• _The problem_
List each line of the listing that contains the string "brand", counting only case-sensitive matches.

------------------------------

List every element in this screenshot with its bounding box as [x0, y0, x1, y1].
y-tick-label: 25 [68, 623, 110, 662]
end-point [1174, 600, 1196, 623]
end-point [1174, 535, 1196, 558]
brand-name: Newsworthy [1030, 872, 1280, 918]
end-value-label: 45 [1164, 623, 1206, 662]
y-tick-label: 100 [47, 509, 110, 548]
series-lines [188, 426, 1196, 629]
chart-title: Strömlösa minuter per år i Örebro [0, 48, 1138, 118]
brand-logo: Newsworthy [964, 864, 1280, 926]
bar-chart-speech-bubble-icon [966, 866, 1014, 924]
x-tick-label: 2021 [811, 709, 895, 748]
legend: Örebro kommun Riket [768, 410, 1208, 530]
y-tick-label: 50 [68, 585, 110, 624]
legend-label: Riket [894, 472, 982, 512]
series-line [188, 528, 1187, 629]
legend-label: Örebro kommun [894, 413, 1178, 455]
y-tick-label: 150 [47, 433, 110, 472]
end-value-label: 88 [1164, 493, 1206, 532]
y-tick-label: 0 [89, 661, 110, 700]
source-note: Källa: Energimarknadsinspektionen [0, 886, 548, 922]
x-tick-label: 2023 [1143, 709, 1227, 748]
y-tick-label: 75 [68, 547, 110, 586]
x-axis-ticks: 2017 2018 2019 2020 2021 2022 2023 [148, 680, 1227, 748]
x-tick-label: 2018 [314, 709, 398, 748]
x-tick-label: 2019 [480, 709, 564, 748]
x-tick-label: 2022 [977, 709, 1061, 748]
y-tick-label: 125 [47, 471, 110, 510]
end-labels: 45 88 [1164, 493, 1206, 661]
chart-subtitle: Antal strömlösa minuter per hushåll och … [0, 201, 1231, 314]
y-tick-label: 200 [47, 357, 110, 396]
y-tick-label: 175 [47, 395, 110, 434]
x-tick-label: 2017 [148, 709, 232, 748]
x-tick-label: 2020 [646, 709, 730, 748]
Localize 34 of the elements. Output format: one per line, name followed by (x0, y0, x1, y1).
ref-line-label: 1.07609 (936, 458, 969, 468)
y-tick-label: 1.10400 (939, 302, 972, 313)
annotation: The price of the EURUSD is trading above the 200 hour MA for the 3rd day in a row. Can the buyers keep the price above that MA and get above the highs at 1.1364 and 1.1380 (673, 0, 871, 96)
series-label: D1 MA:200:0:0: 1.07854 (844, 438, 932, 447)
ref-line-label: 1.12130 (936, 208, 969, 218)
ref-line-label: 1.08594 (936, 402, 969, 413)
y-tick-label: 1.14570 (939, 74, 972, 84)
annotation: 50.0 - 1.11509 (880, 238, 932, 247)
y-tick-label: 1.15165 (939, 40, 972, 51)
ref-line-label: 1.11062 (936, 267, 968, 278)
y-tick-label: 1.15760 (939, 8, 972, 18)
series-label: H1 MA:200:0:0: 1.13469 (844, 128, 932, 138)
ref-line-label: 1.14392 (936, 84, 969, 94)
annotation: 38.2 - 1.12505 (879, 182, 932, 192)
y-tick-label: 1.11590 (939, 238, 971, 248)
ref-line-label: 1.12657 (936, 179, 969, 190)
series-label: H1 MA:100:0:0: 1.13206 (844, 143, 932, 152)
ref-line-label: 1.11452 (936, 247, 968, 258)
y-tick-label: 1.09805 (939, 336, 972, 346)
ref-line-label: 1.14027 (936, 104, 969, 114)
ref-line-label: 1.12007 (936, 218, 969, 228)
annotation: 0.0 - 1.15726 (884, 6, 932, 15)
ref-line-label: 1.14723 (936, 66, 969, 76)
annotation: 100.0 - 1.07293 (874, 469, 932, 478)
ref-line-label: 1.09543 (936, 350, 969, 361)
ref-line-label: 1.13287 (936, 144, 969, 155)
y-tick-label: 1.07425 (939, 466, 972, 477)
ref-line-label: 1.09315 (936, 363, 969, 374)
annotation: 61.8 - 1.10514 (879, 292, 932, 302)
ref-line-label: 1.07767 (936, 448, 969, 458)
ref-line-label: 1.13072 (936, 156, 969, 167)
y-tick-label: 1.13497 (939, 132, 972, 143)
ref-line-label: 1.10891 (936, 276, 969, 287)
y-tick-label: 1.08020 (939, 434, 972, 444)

------------------------------

• _Output of the exercise_
brand-name: Newsworthy [1030, 872, 1280, 918]
brand-logo: Newsworthy [964, 864, 1280, 926]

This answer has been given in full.